* Start *
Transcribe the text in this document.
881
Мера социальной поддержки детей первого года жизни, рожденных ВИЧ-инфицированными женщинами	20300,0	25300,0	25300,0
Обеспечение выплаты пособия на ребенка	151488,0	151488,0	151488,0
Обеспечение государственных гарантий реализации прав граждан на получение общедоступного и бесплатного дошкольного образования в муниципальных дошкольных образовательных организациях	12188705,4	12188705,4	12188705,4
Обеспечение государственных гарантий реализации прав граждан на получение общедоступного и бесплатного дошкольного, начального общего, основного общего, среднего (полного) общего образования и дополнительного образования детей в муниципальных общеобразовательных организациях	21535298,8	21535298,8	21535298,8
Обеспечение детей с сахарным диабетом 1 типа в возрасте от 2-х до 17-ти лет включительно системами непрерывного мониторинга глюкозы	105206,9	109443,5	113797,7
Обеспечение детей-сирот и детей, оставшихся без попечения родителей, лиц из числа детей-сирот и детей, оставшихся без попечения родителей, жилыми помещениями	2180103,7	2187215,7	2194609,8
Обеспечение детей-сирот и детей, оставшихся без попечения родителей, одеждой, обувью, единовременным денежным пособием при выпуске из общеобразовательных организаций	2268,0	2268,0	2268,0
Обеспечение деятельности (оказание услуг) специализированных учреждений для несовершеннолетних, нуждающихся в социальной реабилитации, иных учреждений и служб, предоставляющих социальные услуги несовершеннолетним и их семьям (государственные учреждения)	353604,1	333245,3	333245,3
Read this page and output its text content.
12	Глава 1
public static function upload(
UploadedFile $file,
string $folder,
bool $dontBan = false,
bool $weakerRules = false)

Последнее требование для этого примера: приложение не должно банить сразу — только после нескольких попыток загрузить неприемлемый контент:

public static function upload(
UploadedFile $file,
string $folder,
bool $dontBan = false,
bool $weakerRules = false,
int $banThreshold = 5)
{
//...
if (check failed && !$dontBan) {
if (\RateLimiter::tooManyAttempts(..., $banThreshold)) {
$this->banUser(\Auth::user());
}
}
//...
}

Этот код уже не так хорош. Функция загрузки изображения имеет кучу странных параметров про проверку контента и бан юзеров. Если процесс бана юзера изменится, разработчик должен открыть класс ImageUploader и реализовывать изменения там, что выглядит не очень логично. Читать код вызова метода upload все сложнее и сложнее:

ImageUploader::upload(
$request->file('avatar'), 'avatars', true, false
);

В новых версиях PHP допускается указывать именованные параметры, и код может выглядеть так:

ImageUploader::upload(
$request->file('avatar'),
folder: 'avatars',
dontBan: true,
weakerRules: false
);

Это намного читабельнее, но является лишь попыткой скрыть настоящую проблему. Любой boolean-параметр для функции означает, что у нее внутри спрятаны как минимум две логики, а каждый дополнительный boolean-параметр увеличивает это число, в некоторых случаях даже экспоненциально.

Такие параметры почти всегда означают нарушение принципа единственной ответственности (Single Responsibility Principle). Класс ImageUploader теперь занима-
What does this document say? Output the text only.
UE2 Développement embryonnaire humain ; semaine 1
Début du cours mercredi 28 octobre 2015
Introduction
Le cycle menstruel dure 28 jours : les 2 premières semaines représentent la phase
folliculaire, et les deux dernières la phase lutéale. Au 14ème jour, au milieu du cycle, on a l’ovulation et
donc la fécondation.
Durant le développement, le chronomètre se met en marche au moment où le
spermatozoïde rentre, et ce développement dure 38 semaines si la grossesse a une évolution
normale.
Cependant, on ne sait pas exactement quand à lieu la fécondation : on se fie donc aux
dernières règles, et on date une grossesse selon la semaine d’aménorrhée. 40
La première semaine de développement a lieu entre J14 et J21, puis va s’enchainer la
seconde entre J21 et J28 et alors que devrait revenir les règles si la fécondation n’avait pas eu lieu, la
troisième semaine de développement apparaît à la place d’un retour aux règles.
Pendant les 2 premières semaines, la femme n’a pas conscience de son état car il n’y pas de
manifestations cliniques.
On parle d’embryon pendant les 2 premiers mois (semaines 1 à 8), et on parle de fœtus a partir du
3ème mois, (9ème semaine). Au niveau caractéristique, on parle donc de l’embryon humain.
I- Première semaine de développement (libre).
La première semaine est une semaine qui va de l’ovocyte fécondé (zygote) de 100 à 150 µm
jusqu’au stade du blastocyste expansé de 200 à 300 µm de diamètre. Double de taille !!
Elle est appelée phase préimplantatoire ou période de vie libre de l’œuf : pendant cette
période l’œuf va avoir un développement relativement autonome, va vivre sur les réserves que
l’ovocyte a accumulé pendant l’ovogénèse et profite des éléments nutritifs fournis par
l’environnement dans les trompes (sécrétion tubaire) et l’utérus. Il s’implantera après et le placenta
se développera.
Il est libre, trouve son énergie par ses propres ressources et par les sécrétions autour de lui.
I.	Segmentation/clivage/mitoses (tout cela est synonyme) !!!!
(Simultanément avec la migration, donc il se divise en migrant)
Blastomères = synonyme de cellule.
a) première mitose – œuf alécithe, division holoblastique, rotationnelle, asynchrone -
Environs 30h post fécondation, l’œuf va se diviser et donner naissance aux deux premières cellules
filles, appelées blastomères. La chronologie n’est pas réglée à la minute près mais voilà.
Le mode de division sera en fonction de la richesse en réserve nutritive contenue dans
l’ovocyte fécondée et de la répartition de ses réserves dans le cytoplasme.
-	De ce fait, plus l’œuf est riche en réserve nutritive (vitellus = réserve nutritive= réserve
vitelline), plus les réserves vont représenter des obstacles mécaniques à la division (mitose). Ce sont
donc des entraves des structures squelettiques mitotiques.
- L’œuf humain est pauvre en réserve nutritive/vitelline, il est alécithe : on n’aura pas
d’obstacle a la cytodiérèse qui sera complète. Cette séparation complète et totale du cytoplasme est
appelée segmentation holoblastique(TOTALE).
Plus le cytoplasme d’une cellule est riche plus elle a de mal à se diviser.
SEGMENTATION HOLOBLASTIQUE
* End *
*Job*.
Select and copy each line from the data that includes the word "параметры".

*Output*.
В новых версиях PHP допускается указывать именованные параметры, и код может выглядеть так:
Такие параметры почти всегда означают нарушение принципа единственной ответственности (Single Responsibility Principle). Класс ImageUploader теперь занима-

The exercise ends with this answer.